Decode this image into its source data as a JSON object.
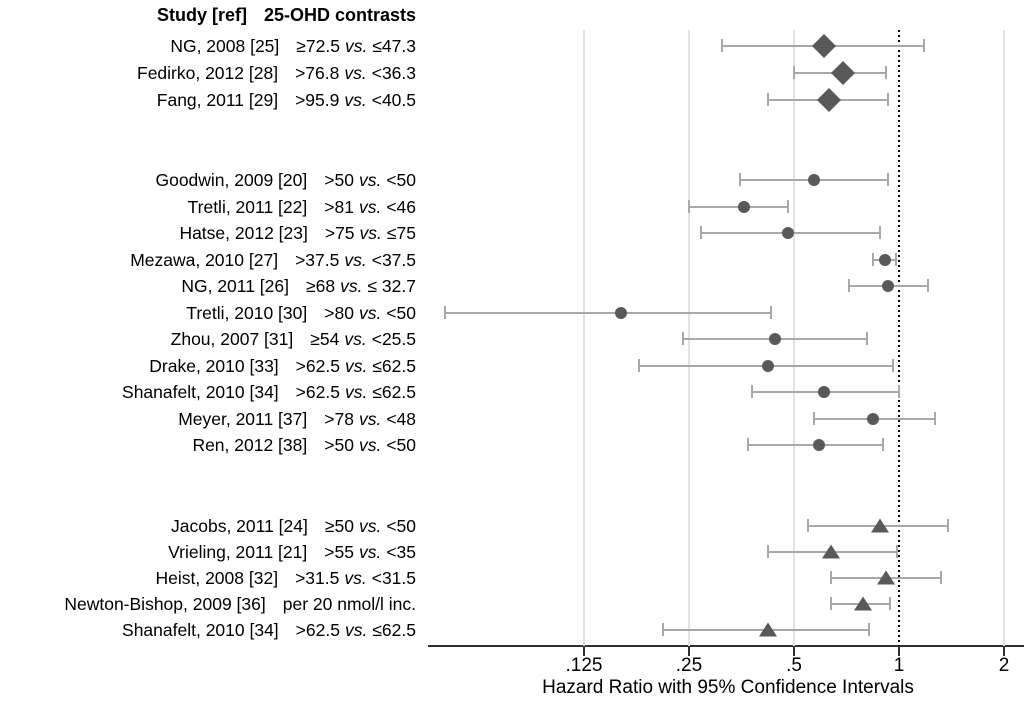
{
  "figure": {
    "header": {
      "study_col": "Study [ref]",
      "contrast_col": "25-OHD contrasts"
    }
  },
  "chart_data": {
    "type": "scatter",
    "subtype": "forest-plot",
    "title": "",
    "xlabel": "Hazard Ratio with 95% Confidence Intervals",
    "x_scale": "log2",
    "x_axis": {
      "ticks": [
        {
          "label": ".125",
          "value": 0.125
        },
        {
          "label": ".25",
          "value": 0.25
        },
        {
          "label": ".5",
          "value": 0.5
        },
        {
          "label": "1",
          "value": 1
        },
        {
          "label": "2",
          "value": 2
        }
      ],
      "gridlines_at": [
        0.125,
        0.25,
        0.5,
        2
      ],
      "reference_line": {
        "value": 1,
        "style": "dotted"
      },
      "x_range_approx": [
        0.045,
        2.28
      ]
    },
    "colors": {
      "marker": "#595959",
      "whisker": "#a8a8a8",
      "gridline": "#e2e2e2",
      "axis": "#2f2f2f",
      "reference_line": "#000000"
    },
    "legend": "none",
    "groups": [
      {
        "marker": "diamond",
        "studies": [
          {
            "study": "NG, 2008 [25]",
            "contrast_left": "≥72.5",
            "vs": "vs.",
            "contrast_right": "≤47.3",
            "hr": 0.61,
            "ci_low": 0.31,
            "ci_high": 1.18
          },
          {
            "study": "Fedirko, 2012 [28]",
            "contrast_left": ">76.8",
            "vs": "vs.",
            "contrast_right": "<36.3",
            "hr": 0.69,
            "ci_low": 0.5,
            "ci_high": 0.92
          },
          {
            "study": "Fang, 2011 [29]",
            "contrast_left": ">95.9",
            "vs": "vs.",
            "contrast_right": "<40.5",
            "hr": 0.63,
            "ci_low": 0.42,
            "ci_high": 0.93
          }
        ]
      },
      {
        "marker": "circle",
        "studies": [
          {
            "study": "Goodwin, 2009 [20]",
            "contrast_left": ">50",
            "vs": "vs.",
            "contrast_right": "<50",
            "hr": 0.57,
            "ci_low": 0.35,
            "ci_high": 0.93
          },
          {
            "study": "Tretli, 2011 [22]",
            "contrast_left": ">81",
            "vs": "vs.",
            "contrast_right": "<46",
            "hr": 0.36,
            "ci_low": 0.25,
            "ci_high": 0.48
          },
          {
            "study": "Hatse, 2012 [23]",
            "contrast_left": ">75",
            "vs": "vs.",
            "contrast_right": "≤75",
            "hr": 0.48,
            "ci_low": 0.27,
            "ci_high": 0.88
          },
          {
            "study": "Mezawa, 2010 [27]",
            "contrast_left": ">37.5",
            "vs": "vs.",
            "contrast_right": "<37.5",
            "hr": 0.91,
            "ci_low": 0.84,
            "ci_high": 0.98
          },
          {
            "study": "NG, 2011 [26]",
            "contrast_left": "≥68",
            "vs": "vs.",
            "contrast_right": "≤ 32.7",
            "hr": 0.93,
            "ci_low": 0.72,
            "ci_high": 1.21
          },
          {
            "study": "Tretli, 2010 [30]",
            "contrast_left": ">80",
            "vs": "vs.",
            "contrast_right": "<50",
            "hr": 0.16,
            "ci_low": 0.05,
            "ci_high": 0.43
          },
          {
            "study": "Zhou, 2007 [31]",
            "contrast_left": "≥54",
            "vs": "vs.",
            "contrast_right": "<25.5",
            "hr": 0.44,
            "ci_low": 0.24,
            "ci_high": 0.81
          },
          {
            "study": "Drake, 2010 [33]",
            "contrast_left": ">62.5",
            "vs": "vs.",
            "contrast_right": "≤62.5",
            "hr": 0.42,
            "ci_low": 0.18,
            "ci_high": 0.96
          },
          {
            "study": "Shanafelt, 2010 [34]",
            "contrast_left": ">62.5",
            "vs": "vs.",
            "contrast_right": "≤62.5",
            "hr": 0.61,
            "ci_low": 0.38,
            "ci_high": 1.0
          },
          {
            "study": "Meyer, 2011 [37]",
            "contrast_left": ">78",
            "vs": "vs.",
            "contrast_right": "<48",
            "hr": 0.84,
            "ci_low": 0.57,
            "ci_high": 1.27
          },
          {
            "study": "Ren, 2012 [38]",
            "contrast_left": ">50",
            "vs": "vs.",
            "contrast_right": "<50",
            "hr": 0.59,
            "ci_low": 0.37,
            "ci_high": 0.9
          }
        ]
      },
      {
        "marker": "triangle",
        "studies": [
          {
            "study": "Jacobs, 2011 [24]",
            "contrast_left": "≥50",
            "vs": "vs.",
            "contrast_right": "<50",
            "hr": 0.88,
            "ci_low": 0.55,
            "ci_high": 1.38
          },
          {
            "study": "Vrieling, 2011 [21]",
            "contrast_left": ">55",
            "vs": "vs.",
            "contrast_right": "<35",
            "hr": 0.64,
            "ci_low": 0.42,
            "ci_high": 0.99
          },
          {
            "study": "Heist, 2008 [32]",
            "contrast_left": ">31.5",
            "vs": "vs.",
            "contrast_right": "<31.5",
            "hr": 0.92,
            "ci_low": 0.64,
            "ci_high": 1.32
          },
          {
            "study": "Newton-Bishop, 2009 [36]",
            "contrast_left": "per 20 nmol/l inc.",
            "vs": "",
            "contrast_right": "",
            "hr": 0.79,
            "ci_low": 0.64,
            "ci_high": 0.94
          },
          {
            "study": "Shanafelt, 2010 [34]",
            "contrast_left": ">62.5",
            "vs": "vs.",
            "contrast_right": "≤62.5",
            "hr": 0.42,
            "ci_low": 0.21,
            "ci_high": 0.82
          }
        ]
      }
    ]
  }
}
---
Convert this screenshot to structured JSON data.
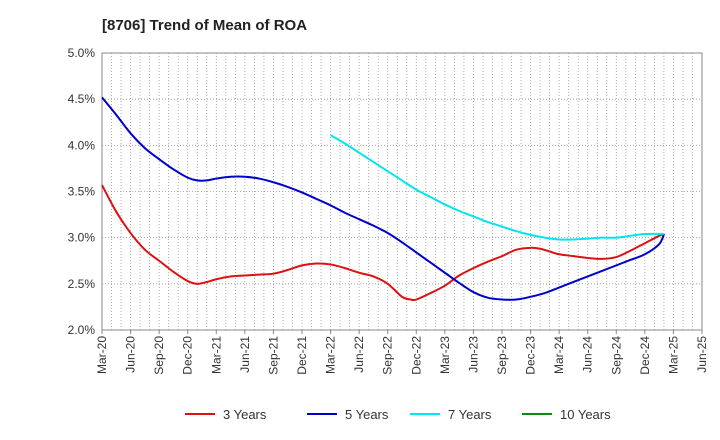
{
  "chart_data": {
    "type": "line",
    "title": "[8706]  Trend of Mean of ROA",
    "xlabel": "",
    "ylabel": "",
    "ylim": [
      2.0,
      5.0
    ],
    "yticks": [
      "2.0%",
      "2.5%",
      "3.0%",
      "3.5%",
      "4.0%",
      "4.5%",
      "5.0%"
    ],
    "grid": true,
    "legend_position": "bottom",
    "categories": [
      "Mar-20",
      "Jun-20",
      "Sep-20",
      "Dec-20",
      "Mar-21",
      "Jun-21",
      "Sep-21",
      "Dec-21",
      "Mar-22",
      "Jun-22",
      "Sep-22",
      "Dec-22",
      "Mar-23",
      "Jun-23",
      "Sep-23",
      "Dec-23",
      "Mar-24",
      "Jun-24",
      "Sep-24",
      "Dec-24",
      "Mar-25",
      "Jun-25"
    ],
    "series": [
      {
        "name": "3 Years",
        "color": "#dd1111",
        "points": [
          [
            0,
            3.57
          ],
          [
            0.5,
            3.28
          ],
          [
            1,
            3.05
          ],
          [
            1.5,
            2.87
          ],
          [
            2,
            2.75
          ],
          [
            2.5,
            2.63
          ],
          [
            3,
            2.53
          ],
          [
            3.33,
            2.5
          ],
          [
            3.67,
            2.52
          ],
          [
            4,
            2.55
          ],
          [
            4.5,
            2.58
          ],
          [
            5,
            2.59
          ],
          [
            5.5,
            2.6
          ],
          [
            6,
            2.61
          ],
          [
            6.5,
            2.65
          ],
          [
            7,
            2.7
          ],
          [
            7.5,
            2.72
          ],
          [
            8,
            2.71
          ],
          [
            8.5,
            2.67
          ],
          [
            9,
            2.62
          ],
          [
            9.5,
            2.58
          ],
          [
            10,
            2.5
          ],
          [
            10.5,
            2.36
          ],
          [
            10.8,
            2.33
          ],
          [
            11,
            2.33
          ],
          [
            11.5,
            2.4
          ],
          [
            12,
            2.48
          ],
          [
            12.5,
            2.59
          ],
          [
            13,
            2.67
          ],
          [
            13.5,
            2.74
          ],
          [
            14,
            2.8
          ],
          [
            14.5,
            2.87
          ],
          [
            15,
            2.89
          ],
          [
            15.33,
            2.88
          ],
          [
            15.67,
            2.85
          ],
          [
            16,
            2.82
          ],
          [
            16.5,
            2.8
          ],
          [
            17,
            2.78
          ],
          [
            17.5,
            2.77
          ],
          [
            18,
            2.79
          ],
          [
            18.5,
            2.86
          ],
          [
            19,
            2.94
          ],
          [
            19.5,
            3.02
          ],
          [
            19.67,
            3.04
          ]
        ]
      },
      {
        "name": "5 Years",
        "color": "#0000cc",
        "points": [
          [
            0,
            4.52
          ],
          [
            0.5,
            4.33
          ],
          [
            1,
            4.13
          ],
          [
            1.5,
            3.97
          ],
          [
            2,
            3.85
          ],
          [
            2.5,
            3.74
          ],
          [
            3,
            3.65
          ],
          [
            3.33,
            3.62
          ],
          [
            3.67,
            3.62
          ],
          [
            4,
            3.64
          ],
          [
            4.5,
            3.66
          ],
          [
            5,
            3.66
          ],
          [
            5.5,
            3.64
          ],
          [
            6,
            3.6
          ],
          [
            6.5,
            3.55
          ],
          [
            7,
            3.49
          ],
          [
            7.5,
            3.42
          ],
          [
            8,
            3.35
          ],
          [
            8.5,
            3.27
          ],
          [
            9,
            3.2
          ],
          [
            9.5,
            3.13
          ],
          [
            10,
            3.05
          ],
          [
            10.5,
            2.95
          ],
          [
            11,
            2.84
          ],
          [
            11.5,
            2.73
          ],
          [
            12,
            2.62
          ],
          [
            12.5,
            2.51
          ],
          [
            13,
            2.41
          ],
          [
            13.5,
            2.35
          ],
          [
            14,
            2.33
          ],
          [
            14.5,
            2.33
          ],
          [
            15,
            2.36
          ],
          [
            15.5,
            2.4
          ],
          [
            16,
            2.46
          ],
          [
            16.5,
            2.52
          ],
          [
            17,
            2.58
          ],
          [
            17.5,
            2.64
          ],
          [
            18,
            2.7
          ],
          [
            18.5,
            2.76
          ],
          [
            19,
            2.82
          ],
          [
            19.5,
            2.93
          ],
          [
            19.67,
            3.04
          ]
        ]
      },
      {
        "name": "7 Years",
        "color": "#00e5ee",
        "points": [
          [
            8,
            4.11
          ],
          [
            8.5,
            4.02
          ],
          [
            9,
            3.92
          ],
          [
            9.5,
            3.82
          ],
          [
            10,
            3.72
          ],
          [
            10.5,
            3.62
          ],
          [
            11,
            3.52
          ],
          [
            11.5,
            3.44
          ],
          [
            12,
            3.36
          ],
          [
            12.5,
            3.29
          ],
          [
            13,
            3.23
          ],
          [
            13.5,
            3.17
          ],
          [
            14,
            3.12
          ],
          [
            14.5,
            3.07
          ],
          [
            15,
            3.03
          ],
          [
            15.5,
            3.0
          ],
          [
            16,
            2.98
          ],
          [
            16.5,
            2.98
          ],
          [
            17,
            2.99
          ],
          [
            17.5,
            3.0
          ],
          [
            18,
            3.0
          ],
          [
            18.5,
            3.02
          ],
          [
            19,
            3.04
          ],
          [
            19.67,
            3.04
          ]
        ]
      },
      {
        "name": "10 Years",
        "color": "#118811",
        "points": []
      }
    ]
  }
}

> What needs to be done: Where a line of the entries contains the word "Years", copy that line.

> Answer below:
        "name": "3 Years",
        "name": "5 Years",
        "name": "7 Years",
        "name": "10 Years",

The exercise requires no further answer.